** Instructions to follow **
Transcribe the whole listing below without changing a word, but leave out every image.

** Raw data **
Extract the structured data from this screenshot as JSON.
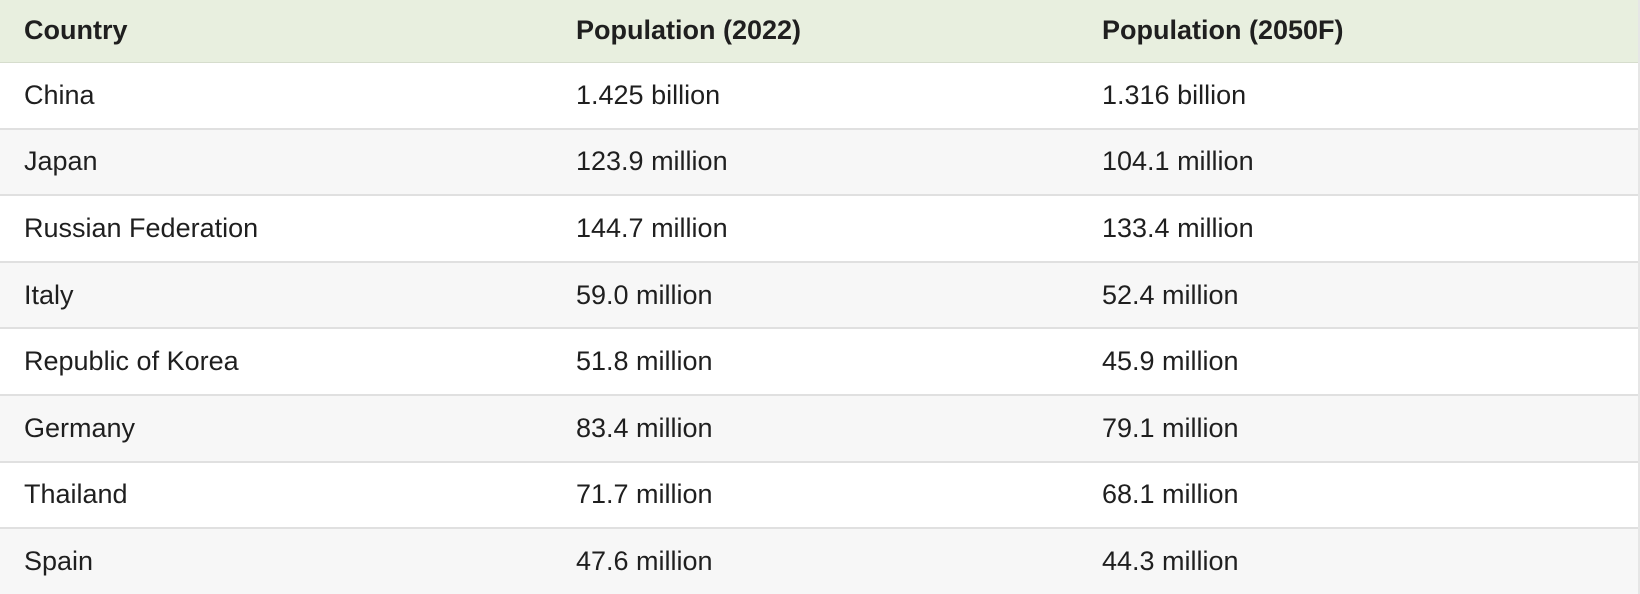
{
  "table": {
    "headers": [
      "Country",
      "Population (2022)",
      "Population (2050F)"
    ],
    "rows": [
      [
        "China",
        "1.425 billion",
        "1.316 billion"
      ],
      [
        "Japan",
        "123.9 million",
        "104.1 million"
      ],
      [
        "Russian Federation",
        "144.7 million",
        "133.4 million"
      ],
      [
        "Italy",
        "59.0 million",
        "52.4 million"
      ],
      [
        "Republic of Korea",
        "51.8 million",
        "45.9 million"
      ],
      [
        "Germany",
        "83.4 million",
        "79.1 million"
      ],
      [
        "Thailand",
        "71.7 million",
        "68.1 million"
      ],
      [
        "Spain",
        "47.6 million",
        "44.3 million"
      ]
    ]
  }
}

** Correct result **
Extract the structured data from this screenshot as JSON.
{
  "table": {
    "headers": [
      "Country",
      "Population (2022)",
      "Population (2050F)"
    ],
    "rows": [
      [
        "China",
        "1.425 billion",
        "1.316 billion"
      ],
      [
        "Japan",
        "123.9 million",
        "104.1 million"
      ],
      [
        "Russian Federation",
        "144.7 million",
        "133.4 million"
      ],
      [
        "Italy",
        "59.0 million",
        "52.4 million"
      ],
      [
        "Republic of Korea",
        "51.8 million",
        "45.9 million"
      ],
      [
        "Germany",
        "83.4 million",
        "79.1 million"
      ],
      [
        "Thailand",
        "71.7 million",
        "68.1 million"
      ],
      [
        "Spain",
        "47.6 million",
        "44.3 million"
      ]
    ]
  }
}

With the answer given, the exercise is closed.